__Directive__.
Check each line of the records below and collect those that include the word "outils".

══ Data for this exercise ══

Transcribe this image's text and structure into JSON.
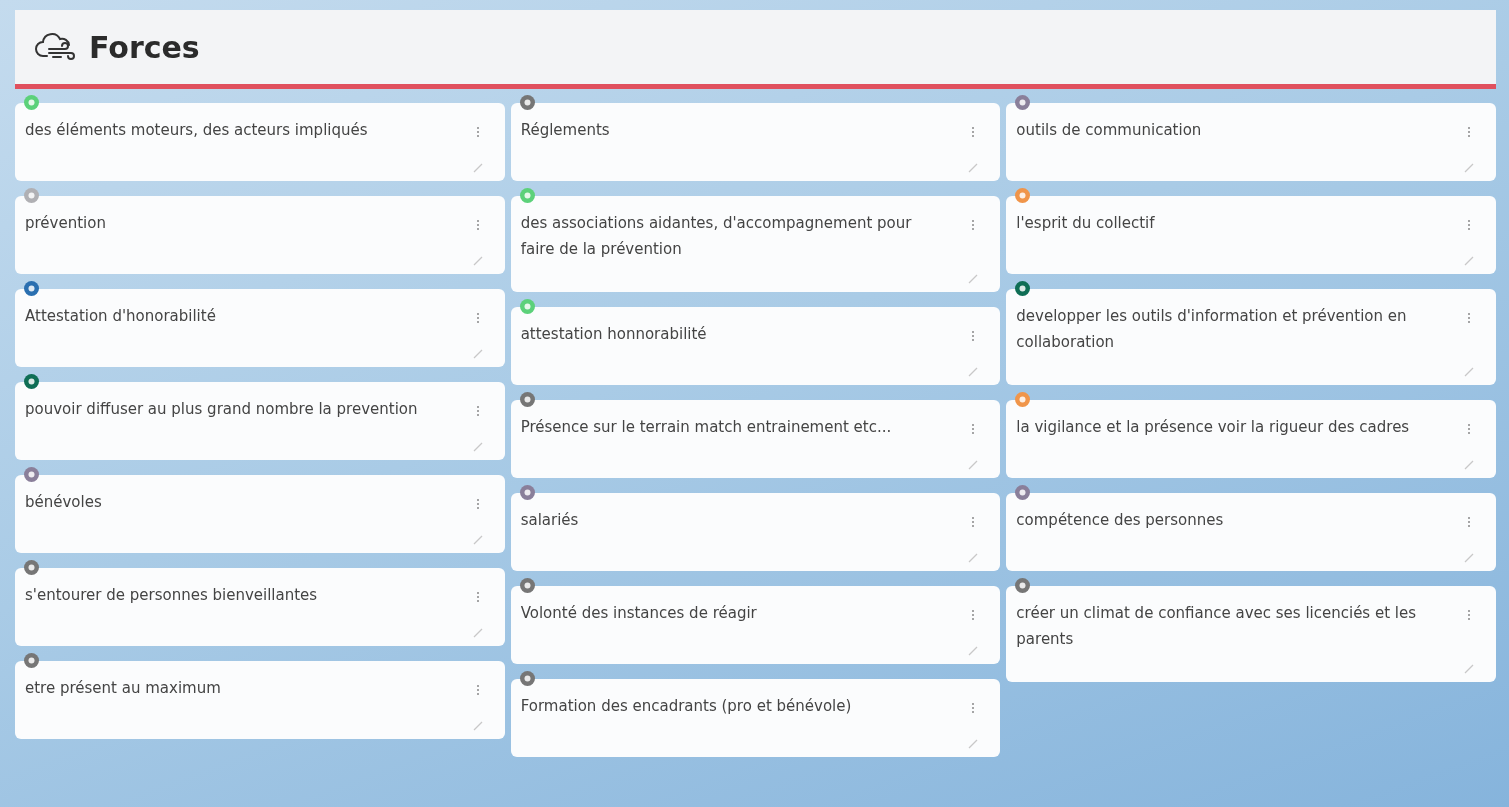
{
  "header": {
    "title": "Forces"
  },
  "columns": [
    {
      "cards": [
        {
          "text": "des éléments moteurs, des acteurs impliqués",
          "color": "#5cd17a"
        },
        {
          "text": "prévention",
          "color": "#b0b0b4"
        },
        {
          "text": "Attestation d'honorabilité",
          "color": "#2a6fb0"
        },
        {
          "text": "pouvoir diffuser au plus grand nombre la prevention",
          "color": "#0f6e55"
        },
        {
          "text": "bénévoles",
          "color": "#8a7f9a"
        },
        {
          "text": "s'entourer de personnes bienveillantes",
          "color": "#767676"
        },
        {
          "text": "etre présent au maximum",
          "color": "#767676"
        }
      ]
    },
    {
      "cards": [
        {
          "text": "Réglements",
          "color": "#767676"
        },
        {
          "text": "des associations aidantes, d'accompagnement pour faire de la prévention",
          "color": "#5cd17a"
        },
        {
          "text": "attestation honnorabilité",
          "color": "#5cd17a"
        },
        {
          "text": "Présence sur le terrain match entrainement etc...",
          "color": "#767676"
        },
        {
          "text": "salariés",
          "color": "#8a7f9a"
        },
        {
          "text": "Volonté des instances de réagir",
          "color": "#767676"
        },
        {
          "text": "Formation des encadrants (pro et bénévole)",
          "color": "#767676"
        }
      ]
    },
    {
      "cards": [
        {
          "text": "outils de communication",
          "color": "#8a7f9a"
        },
        {
          "text": "l'esprit du collectif",
          "color": "#f0954a"
        },
        {
          "text": "developper les outils d'information et prévention en collaboration",
          "color": "#0f6e55"
        },
        {
          "text": "la vigilance et la présence voir la rigueur des cadres",
          "color": "#f0954a"
        },
        {
          "text": "compétence des personnes",
          "color": "#8a7f9a"
        },
        {
          "text": "créer un climat de confiance avec ses licenciés et les parents",
          "color": "#767676"
        }
      ]
    }
  ]
}
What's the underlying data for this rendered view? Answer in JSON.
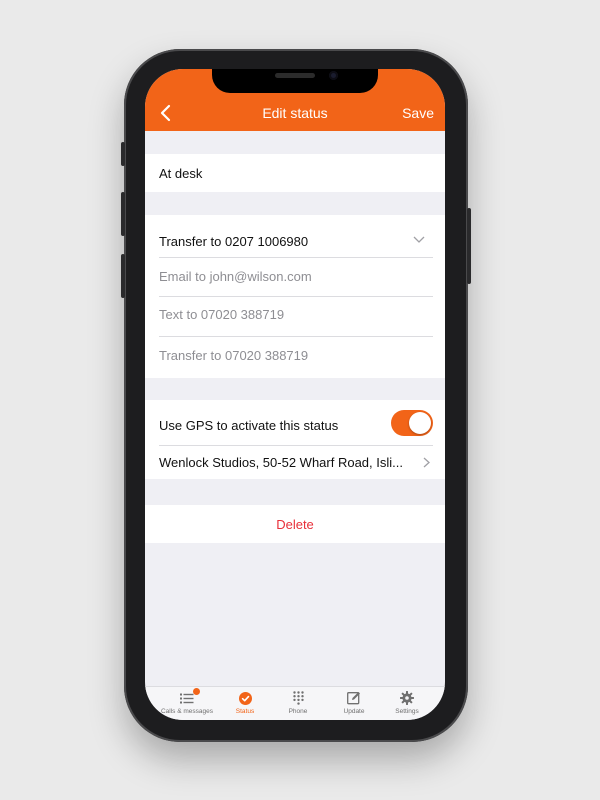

═══

__Exercise result__.
          "text": "outils de communication",
          "text": "developper les outils d'information et prévention en collaboration",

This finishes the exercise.